## PROBLEM TO WORK ON
Gather up every line that includes the string "document".

Extracted data entries
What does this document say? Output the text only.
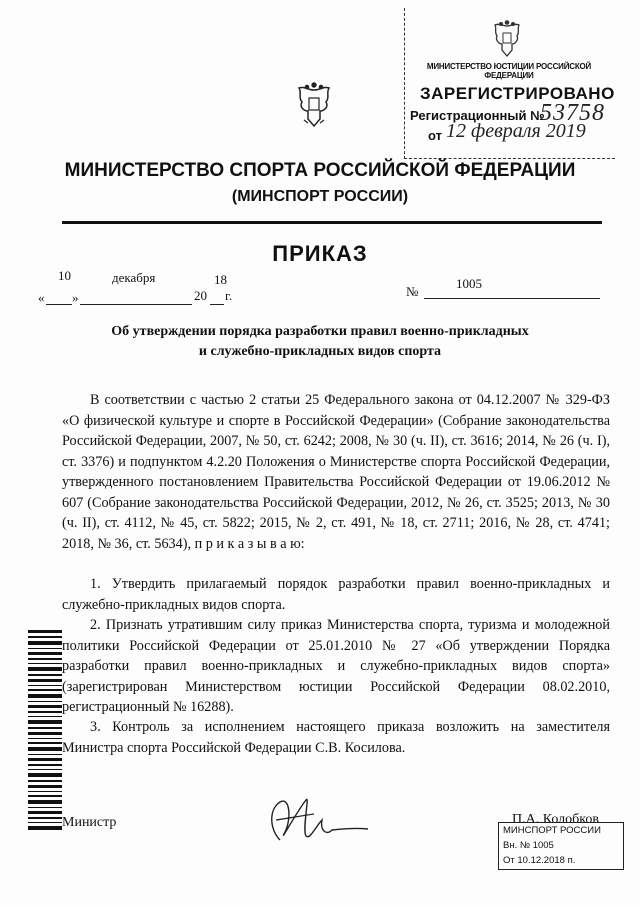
МИНИСТЕРСТВО ЮСТИЦИИ РОССИЙСКОЙ ФЕДЕРАЦИИ
ЗАРЕГИСТРИРОВАНО
Регистрационный №
53758
от 12 февраля 2019
МИНИСТЕРСТВО СПОРТА РОССИЙСКОЙ ФЕДЕРАЦИИ
(МИНСПОРТ РОССИИ)
ПРИКАЗ
«
10
»
декабря
20
18
г.	№
1005
Об утверждении порядка разработки правил военно-прикладных
и служебно-прикладных видов спорта
В соответствии с частью 2 статьи 25 Федерального закона от 04.12.2007 № 329-ФЗ «О физической культуре и спорте в Российской Федерации» (Собрание законодательства Российской Федерации, 2007, № 50, ст. 6242; 2008, № 30 (ч. II), ст. 3616; 2014, № 26 (ч. I), ст. 3376) и подпунктом 4.2.20 Положения о Министерстве спорта Российской Федерации, утвержденного постановлением Правительства Российской Федерации от 19.06.2012 № 607 (Собрание законодательства Российской Федерации, 2012, № 26, ст. 3525; 2013, № 30 (ч. II), ст. 4112, № 45, ст. 5822; 2015, № 2, ст. 491, № 18, ст. 2711; 2016, № 28, ст. 4741; 2018, № 36, ст. 5634), п р и к а з ы в а ю:
1. Утвердить прилагаемый порядок разработки правил военно-прикладных и служебно-прикладных видов спорта.
2. Признать утратившим силу приказ Министерства спорта, туризма и молодежной политики Российской Федерации от 25.01.2010 № 27 «Об утверждении Порядка разработки правил военно-прикладных и служебно-прикладных видов спорта» (зарегистрирован Министерством юстиции Российской Федерации 08.02.2010, регистрационный № 16288).
3. Контроль за исполнением настоящего приказа возложить на заместителя Министра спорта Российской Федерации С.В. Косилова.
Министр	П.А. Колобков
МИНСПОРТ РОССИИ
Вн. № 1005
От 10.12.2018 п.
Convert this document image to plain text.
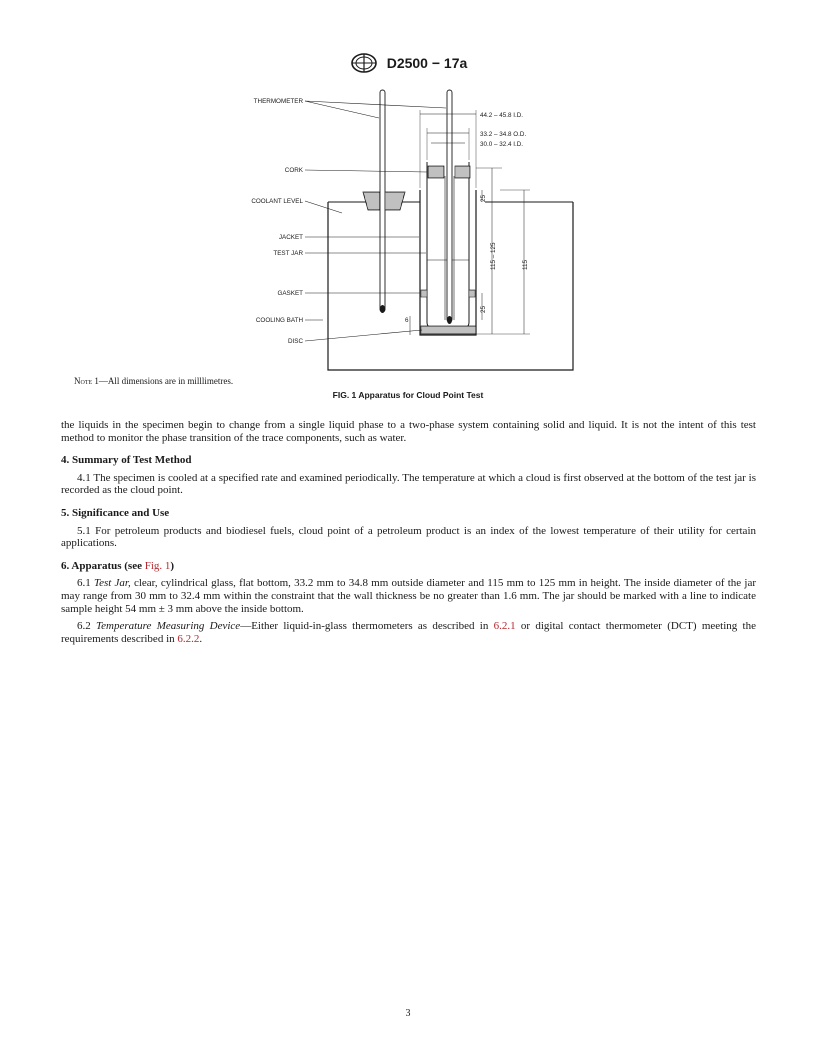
D2500 − 17a
THERMOMETER
CORK
COOLANT LEVEL
JACKET
TEST JAR
GASKET
COOLING BATH
DISC
44.2 – 45.8 I.D.
33.2 – 34.8 O.D.
30.0 – 32.4 I.D.
115 – 125	115
25
25
6
Note 1—All dimensions are in milllimetres.
FIG. 1 Apparatus for Cloud Point Test

the liquids in the specimen begin to change from a single liquid phase to a two-phase system containing solid and liquid. It is not the intent of this test method to monitor the phase transition of the trace components, such as water.

4. Summary of Test Method

4.1 The specimen is cooled at a specified rate and examined periodically. The temperature at which a cloud is first observed at the bottom of the test jar is recorded as the cloud point.

5. Significance and Use

5.1 For petroleum products and biodiesel fuels, cloud point of a petroleum product is an index of the lowest temperature of their utility for certain applications.

6. Apparatus (see Fig. 1)

6.1 Test Jar, clear, cylindrical glass, flat bottom, 33.2 mm to 34.8 mm outside diameter and 115 mm to 125 mm in height. The inside diameter of the jar may range from 30 mm to 32.4 mm within the constraint that the wall thickness be no greater than 1.6 mm. The jar should be marked with a line to indicate sample height 54 mm ± 3 mm above the inside bottom.

6.2 Temperature Measuring Device—Either liquid-in-glass thermometers as described in 6.2.1 or digital contact thermometer (DCT) meeting the requirements described in 6.2.2.

3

## ANSWER FOR THIS EXERCISE
What does this document say? Output the text only.
Convert this document image to plain text.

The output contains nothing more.